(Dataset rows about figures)
+--

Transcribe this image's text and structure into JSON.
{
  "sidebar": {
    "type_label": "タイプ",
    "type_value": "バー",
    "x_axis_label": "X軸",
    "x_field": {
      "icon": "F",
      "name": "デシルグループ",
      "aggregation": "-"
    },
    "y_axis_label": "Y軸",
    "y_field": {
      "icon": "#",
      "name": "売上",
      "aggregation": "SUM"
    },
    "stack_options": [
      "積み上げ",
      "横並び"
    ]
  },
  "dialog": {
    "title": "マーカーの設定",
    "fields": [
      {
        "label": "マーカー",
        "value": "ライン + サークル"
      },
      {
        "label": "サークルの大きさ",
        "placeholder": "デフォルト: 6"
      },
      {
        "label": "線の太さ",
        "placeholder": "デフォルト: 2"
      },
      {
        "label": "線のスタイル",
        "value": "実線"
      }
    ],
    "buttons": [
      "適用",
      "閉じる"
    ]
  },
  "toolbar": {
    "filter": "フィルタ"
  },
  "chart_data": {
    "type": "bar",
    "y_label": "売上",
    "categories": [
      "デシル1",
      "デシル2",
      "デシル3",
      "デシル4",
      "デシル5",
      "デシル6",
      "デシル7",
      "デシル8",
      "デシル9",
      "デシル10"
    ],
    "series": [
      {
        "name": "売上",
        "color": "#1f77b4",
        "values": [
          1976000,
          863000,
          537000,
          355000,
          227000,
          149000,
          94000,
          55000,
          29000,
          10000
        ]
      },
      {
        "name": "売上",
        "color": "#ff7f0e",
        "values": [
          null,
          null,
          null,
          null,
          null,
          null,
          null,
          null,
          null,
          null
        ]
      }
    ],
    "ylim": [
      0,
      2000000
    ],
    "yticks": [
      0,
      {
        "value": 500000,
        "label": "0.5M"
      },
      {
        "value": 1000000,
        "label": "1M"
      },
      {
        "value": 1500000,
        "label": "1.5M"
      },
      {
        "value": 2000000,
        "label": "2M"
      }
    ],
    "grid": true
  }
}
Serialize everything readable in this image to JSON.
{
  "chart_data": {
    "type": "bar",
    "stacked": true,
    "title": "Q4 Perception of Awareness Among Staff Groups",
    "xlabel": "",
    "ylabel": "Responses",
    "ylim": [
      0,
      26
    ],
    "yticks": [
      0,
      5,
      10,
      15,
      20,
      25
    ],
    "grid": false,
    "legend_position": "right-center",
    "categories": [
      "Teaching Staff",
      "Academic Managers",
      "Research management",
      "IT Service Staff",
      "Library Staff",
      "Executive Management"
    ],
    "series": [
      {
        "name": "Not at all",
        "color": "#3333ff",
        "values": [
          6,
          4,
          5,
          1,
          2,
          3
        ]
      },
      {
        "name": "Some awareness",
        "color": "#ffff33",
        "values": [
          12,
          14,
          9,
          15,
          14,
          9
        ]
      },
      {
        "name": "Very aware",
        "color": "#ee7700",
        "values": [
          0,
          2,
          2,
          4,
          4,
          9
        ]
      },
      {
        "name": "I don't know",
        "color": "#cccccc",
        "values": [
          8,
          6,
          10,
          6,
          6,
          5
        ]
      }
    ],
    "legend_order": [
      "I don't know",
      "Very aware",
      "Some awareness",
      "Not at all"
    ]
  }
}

+--

» **PROBLEM TO SOLVE**
Exactly reproduce all of the entries.

» **SOLVED PROBLEM**
Transcribe this image's text and structure into JSON.
{
  "sidebar": {
    "type_label": "タイプ",
    "type_value": "バー",
    "x_axis_label": "X軸",
    "x_field": {
      "icon": "F",
      "name": "デシルグループ",
      "aggregation": "-"
    },
    "y_axis_label": "Y軸",
    "y_field": {
      "icon": "#",
      "name": "売上",
      "aggregation": "SUM"
    },
    "stack_options": [
      "積み上げ",
      "横並び"
    ]
  },
  "dialog": {
    "title": "マーカーの設定",
    "fields": [
      {
        "label": "マーカー",
        "value": "ライン + サークル"
      },
      {
        "label": "サークルの大きさ",
        "placeholder": "デフォルト: 6"
      },
      {
        "label": "線の太さ",
        "placeholder": "デフォルト: 2"
      },
      {
        "label": "線のスタイル",
        "value": "実線"
      }
    ],
    "buttons": [
      "適用",
      "閉じる"
    ]
  },
  "toolbar": {
    "filter": "フィルタ"
  },
  "chart_data": {
    "type": "bar",
    "y_label": "売上",
    "categories": [
      "デシル1",
      "デシル2",
      "デシル3",
      "デシル4",
      "デシル5",
      "デシル6",
      "デシル7",
      "デシル8",
      "デシル9",
      "デシル10"
    ],
    "series": [
      {
        "name": "売上",
        "color": "#1f77b4",
        "values": [
          1976000,
          863000,
          537000,
          355000,
          227000,
          149000,
          94000,
          55000,
          29000,
          10000
        ]
      },
      {
        "name": "売上",
        "color": "#ff7f0e",
        "values": [
          null,
          null,
          null,
          null,
          null,
          null,
          null,
          null,
          null,
          null
        ]
      }
    ],
    "ylim": [
      0,
      2000000
    ],
    "yticks": [
      0,
      {
        "value": 500000,
        "label": "0.5M"
      },
      {
        "value": 1000000,
        "label": "1M"
      },
      {
        "value": 1500000,
        "label": "1.5M"
      },
      {
        "value": 2000000,
        "label": "2M"
      }
    ],
    "grid": true
  }
}
Serialize everything readable in this image to JSON.
{
  "chart_data": {
    "type": "bar",
    "stacked": true,
    "title": "Q4 Perception of Awareness Among Staff Groups",
    "xlabel": "",
    "ylabel": "Responses",
    "ylim": [
      0,
      26
    ],
    "yticks": [
      0,
      5,
      10,
      15,
      20,
      25
    ],
    "grid": false,
    "legend_position": "right-center",
    "categories": [
      "Teaching Staff",
      "Academic Managers",
      "Research management",
      "IT Service Staff",
      "Library Staff",
      "Executive Management"
    ],
    "series": [
      {
        "name": "Not at all",
        "color": "#3333ff",
        "values": [
          6,
          4,
          5,
          1,
          2,
          3
        ]
      },
      {
        "name": "Some awareness",
        "color": "#ffff33",
        "values": [
          12,
          14,
          9,
          15,
          14,
          9
        ]
      },
      {
        "name": "Very aware",
        "color": "#ee7700",
        "values": [
          0,
          2,
          2,
          4,
          4,
          9
        ]
      },
      {
        "name": "I don't know",
        "color": "#cccccc",
        "values": [
          8,
          6,
          10,
          6,
          6,
          5
        ]
      }
    ],
    "legend_order": [
      "I don't know",
      "Very aware",
      "Some awareness",
      "Not at all"
    ]
  }
}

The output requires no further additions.